▶ **Exercise**:
From the records below, pull each line that has "voltage".

▶ **Exercise input**:
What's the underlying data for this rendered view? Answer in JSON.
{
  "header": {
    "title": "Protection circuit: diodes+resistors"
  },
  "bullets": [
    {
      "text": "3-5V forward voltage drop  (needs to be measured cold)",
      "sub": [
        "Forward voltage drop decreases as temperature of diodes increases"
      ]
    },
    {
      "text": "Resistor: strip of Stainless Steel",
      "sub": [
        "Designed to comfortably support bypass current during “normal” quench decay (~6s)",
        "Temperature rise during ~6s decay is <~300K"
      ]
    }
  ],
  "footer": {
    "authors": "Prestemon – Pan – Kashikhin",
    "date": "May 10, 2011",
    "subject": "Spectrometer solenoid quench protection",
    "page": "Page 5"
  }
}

==

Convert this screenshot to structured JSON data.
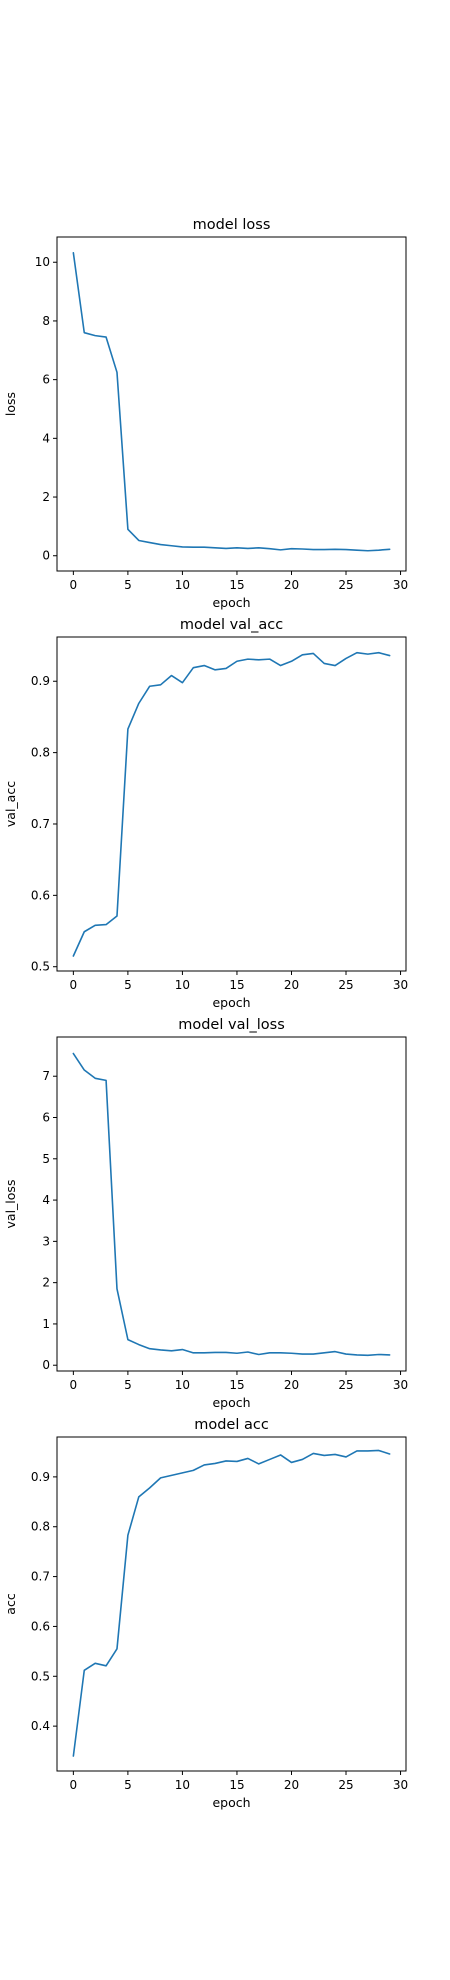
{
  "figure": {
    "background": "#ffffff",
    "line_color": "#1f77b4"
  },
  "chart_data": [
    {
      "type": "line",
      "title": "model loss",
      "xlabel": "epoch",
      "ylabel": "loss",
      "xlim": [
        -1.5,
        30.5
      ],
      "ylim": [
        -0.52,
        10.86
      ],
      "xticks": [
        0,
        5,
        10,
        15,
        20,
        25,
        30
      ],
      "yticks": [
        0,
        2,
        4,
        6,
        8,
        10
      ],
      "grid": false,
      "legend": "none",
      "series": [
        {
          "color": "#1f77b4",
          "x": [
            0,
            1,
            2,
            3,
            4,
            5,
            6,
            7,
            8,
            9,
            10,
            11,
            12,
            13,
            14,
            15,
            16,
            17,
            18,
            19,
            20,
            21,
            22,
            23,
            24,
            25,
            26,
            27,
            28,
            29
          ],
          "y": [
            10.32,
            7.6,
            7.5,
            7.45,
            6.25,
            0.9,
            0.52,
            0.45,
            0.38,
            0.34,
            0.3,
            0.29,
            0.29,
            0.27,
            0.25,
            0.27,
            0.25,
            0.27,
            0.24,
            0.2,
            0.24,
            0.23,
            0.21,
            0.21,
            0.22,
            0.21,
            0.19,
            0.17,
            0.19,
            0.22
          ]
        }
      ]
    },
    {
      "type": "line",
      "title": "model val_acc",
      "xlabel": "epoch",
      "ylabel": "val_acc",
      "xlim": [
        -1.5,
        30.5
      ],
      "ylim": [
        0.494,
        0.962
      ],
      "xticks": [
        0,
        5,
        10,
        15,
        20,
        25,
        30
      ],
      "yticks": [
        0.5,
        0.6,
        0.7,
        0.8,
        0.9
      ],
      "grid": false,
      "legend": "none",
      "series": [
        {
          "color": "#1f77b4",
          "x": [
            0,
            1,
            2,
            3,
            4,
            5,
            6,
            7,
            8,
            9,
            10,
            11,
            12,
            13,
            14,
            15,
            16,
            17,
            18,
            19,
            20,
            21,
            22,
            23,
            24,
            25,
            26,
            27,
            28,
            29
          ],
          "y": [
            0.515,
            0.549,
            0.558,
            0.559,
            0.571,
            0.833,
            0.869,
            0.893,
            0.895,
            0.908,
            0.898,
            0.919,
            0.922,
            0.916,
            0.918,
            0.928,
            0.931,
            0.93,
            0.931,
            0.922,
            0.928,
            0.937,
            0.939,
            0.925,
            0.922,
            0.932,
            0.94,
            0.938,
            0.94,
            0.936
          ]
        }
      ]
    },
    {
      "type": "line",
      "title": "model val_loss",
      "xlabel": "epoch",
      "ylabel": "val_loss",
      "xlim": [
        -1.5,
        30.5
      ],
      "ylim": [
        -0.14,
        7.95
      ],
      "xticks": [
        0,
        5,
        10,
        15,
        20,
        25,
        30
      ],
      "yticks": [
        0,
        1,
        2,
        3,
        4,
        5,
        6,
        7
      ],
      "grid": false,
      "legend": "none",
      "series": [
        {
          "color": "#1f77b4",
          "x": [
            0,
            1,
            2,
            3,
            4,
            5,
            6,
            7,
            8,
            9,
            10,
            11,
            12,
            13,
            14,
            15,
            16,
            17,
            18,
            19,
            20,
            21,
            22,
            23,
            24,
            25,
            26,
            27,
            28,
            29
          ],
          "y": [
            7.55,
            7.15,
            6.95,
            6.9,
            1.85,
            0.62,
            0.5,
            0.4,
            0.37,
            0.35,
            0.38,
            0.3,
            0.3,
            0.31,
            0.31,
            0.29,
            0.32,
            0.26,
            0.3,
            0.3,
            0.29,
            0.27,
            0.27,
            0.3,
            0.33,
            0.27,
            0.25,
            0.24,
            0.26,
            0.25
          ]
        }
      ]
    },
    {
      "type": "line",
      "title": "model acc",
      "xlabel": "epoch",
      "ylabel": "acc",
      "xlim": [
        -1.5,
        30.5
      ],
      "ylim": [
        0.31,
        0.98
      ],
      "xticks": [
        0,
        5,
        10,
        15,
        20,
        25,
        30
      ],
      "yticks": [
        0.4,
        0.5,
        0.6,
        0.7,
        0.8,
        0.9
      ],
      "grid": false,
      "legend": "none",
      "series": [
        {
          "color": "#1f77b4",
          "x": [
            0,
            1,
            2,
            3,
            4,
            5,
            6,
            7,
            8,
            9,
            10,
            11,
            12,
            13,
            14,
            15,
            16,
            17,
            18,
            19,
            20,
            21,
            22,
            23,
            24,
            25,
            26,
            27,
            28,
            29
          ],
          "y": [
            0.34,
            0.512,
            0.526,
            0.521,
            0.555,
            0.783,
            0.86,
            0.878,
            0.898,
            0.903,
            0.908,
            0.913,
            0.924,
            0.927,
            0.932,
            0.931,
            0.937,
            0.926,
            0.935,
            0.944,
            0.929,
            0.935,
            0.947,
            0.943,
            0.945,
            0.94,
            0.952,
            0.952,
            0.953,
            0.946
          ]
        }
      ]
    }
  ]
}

▶ **The response**:
      "text": "3-5V forward voltage drop  (needs to be measured cold)",
        "Forward voltage drop decreases as temperature of diodes increases"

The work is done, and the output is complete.